• _TASK TO COMPLETE_: Check every line below for the word "CITATIONS" and show those that hold it.

• _SUPPLIED RECORDS_:
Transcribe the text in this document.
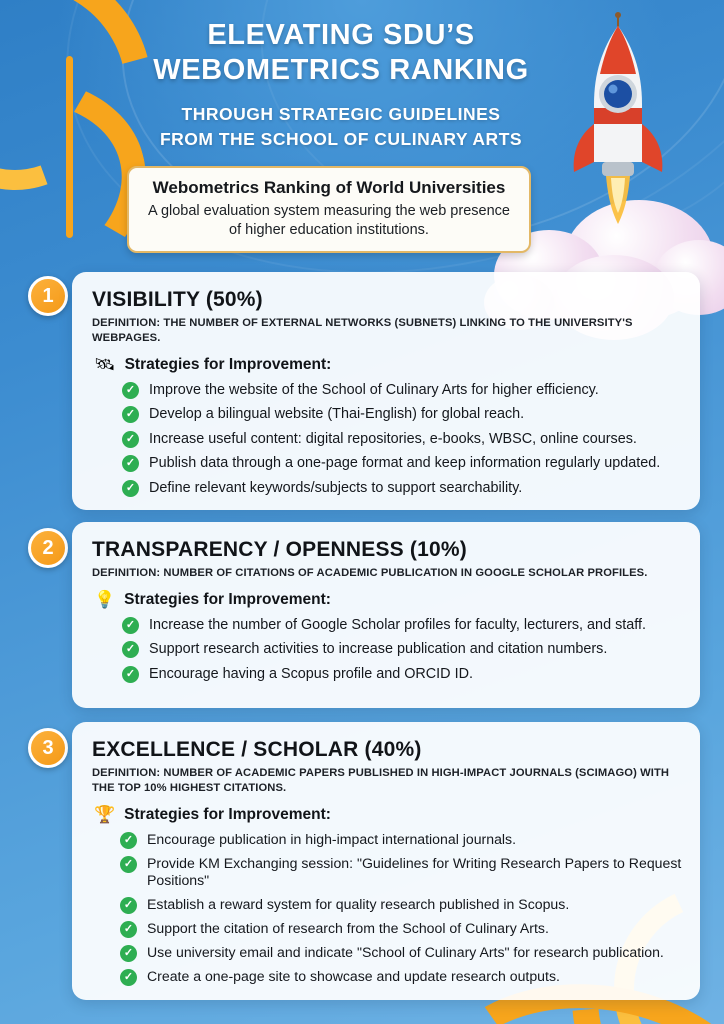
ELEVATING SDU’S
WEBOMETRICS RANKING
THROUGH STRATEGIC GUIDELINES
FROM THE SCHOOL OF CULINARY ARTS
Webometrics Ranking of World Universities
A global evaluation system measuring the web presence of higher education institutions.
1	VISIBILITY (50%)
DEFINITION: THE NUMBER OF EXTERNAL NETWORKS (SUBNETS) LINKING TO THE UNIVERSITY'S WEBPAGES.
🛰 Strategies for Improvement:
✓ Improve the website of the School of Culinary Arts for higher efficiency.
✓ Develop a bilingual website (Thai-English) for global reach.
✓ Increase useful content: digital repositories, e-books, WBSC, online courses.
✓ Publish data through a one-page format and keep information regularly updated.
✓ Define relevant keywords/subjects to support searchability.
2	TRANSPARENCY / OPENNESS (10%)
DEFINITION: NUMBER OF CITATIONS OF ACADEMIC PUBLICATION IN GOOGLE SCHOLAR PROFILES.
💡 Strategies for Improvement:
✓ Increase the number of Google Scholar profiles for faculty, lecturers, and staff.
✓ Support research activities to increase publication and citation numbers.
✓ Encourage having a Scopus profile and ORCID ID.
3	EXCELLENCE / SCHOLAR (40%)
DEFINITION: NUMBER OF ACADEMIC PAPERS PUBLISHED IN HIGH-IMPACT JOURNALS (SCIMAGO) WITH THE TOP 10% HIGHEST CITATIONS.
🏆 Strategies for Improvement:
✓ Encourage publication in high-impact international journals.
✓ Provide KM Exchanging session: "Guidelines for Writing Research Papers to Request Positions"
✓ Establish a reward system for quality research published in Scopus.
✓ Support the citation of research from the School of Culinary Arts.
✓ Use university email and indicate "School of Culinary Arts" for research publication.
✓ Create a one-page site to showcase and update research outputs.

* * *

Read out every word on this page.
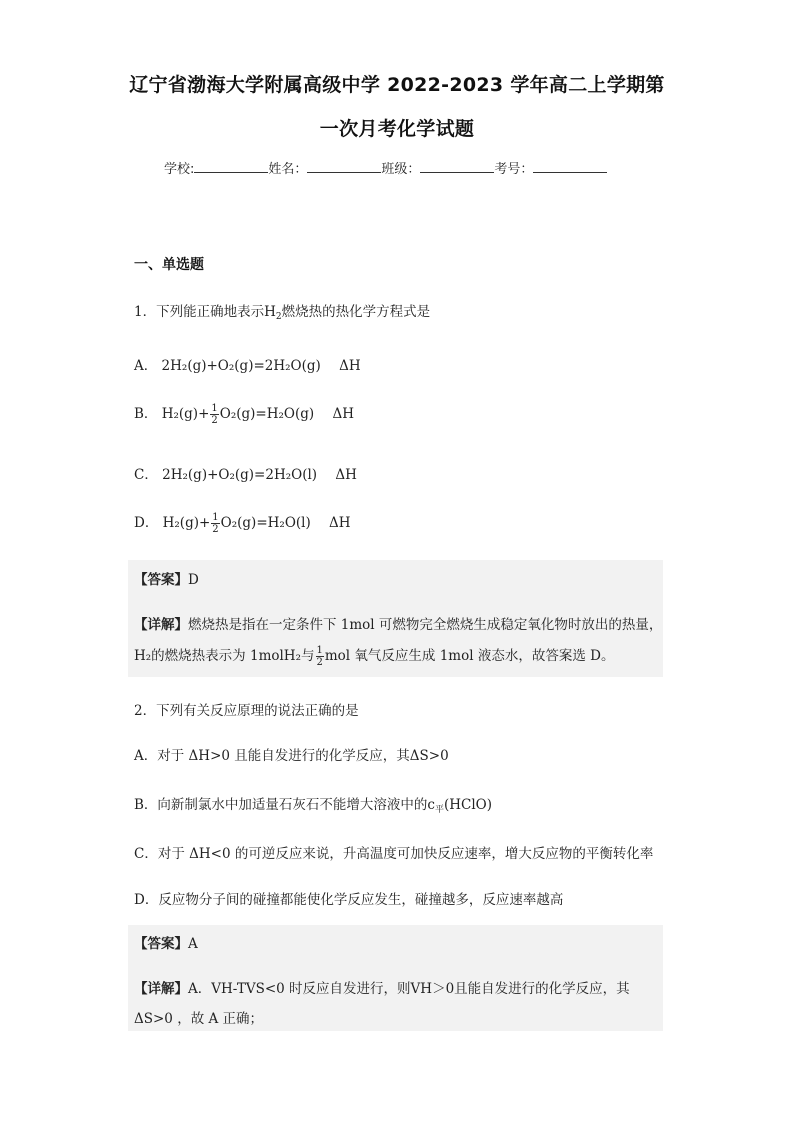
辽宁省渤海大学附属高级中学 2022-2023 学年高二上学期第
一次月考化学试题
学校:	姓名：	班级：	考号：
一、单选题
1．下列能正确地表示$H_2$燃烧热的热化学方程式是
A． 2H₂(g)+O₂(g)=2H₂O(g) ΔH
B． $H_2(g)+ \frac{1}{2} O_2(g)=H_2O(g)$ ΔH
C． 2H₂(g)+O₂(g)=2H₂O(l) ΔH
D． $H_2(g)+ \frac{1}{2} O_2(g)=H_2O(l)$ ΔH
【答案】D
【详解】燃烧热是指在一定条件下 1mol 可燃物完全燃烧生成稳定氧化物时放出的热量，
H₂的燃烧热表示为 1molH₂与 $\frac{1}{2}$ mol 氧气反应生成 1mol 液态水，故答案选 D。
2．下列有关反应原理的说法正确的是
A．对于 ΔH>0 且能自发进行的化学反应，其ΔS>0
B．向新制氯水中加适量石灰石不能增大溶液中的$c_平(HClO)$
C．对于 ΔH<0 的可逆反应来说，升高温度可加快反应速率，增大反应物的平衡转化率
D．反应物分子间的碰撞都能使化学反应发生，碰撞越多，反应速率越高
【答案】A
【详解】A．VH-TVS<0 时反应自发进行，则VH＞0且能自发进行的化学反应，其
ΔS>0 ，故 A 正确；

• _ANSWER TO THE EXERCISE_:
DEFINITION: NUMBER OF CITATIONS OF ACADEMIC PUBLICATION IN GOOGLE SCHOLAR PROFILES.
DEFINITION: NUMBER OF ACADEMIC PAPERS PUBLISHED IN HIGH-IMPACT JOURNALS (SCIMAGO) WITH THE TOP 10% HIGHEST CITATIONS.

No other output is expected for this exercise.